** Stored dataset items **

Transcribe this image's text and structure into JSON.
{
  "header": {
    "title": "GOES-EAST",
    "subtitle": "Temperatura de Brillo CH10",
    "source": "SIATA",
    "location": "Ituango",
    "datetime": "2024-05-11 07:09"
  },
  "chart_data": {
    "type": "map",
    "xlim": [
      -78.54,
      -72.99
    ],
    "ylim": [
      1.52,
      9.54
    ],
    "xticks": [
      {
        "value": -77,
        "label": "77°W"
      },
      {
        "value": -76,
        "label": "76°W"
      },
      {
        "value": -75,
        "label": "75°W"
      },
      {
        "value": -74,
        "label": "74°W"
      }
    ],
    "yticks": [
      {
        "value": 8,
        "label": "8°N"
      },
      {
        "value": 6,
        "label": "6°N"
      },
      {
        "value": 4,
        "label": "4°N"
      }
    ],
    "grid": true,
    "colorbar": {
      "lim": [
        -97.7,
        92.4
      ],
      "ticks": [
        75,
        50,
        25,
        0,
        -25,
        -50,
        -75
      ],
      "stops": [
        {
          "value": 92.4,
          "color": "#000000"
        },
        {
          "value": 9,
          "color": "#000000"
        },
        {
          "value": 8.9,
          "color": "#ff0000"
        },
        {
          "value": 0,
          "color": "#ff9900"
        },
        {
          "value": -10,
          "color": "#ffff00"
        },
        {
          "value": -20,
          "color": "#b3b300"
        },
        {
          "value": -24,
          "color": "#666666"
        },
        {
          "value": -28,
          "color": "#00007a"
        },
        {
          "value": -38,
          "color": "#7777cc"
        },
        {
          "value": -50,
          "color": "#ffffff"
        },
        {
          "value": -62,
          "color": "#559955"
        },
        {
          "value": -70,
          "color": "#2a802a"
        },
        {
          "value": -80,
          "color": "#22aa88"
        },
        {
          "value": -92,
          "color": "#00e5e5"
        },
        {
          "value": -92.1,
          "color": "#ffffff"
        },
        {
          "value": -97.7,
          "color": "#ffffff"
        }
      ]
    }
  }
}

---

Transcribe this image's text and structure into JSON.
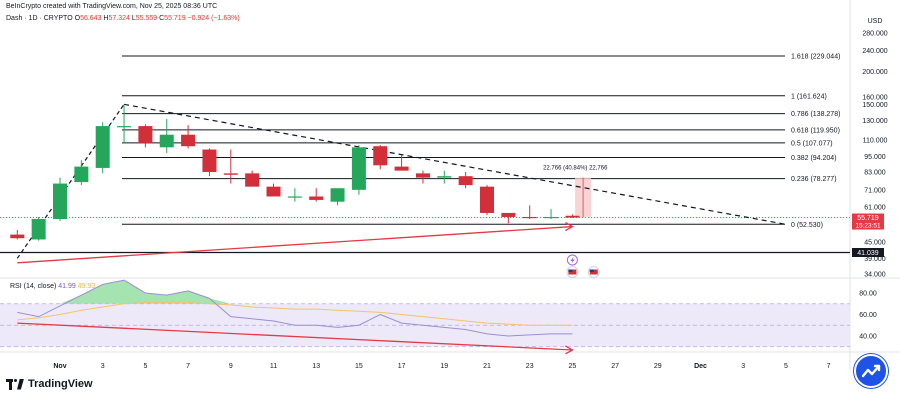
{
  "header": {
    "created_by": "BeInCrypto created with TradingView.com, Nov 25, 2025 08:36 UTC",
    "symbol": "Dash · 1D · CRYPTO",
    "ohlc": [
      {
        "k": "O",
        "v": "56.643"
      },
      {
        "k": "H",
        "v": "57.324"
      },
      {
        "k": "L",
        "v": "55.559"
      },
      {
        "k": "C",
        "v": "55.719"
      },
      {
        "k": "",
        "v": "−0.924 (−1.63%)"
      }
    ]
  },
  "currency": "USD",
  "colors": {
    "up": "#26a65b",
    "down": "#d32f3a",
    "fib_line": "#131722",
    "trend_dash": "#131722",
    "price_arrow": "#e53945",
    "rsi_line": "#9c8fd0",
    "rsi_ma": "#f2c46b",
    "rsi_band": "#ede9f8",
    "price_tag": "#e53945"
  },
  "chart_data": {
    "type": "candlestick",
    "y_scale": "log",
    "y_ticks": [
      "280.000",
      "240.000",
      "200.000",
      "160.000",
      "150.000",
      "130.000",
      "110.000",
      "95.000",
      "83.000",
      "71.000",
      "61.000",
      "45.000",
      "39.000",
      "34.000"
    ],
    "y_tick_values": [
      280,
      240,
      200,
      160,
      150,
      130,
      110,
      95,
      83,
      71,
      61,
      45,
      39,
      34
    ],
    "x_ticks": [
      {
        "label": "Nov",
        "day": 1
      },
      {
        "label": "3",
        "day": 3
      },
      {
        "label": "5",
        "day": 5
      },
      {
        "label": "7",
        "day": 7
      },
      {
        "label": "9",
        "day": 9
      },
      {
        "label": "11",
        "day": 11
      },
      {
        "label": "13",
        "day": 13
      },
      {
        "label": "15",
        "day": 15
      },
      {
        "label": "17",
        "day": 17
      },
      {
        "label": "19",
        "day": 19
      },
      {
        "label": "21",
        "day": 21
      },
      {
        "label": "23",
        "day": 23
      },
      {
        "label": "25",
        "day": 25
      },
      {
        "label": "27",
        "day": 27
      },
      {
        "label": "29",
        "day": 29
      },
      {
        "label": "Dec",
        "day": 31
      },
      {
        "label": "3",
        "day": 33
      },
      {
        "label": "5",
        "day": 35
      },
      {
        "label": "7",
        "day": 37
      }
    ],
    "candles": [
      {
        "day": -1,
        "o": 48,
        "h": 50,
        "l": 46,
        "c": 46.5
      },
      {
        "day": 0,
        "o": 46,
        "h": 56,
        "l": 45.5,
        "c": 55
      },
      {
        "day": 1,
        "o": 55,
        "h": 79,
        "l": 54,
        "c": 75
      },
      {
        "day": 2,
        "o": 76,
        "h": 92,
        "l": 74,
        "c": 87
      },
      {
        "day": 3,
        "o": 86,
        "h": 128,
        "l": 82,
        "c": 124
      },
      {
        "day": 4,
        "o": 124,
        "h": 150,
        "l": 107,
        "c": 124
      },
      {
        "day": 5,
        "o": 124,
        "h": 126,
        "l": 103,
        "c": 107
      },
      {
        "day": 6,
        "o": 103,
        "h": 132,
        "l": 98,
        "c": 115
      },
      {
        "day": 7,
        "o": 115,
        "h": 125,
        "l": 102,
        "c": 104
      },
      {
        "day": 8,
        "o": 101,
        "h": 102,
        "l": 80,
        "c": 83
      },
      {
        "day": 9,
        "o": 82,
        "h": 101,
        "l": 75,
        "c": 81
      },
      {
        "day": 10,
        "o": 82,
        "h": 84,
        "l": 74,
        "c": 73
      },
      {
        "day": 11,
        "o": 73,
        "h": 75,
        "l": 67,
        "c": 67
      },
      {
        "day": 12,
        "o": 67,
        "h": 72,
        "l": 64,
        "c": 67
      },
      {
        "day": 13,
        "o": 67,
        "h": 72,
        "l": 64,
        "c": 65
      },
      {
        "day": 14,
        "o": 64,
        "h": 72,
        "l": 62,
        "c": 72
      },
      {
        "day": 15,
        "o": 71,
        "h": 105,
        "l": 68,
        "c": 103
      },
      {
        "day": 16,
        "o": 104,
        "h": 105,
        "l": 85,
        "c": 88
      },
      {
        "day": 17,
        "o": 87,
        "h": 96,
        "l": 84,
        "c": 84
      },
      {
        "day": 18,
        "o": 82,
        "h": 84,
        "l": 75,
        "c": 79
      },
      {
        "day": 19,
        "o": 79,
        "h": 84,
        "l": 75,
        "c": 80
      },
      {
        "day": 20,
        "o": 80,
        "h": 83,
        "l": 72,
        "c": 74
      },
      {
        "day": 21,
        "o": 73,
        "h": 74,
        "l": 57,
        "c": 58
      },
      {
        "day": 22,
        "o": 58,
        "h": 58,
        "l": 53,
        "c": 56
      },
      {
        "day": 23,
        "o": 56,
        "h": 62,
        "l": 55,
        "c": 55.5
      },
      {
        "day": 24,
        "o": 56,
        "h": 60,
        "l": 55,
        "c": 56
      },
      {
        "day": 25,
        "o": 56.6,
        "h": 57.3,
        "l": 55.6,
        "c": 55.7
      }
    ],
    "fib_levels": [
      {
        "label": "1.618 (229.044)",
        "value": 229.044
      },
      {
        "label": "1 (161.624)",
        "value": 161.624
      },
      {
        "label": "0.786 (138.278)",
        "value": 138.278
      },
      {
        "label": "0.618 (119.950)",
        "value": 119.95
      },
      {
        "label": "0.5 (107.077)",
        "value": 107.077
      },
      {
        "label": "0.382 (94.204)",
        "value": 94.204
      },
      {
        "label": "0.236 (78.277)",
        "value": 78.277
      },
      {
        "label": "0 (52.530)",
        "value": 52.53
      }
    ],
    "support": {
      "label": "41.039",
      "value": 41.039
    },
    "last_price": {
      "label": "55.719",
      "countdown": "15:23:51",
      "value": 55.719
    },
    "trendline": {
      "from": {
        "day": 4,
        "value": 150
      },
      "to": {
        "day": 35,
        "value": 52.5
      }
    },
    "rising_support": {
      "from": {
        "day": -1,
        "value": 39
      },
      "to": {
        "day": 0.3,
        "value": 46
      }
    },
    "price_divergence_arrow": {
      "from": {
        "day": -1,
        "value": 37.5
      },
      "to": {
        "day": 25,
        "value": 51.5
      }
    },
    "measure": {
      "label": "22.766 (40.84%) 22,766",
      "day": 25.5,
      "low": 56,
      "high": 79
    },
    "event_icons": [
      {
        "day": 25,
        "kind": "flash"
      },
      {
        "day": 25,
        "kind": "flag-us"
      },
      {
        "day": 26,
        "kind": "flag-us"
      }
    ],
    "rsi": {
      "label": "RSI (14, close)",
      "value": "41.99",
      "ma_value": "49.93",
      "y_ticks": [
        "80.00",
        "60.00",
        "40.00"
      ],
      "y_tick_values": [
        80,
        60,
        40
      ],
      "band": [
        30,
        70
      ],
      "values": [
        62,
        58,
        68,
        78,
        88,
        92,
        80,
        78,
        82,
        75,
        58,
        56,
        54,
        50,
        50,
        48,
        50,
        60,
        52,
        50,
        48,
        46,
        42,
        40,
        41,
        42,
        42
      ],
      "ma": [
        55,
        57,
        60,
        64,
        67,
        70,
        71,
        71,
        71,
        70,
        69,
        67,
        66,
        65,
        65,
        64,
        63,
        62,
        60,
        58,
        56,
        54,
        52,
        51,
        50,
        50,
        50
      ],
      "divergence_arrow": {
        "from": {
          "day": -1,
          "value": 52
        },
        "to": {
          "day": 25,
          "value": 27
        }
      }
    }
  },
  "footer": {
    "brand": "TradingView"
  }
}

...

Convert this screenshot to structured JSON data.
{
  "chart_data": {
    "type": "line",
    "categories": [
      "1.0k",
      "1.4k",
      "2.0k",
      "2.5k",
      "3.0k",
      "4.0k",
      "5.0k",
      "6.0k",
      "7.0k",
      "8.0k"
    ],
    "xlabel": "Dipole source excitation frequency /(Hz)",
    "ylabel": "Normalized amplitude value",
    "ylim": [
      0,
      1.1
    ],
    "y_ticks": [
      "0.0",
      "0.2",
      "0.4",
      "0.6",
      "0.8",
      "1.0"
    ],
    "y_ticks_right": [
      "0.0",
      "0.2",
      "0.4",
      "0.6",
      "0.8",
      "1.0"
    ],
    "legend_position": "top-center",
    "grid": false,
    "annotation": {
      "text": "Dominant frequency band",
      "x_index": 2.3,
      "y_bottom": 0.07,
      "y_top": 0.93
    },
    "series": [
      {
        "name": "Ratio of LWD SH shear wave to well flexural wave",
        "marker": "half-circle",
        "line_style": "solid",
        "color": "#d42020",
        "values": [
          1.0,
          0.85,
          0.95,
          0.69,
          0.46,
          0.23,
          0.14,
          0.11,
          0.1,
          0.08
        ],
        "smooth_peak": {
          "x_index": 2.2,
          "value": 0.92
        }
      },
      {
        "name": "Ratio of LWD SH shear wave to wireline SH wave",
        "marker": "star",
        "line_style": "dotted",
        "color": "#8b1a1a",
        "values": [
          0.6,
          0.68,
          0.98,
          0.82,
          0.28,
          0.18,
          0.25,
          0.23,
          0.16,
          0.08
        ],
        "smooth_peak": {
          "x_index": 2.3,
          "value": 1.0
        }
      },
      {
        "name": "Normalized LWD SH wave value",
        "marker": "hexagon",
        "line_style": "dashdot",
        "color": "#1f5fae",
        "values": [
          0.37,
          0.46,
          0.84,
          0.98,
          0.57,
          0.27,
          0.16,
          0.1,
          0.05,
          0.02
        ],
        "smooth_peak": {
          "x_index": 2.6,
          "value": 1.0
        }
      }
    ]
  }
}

** The request **
Select every line in the records above that contains the word "wave".

** The solution **
        "name": "Ratio of LWD SH shear wave to well flexural wave",
        "name": "Ratio of LWD SH shear wave to wireline SH wave",
        "name": "Normalized LWD SH wave value",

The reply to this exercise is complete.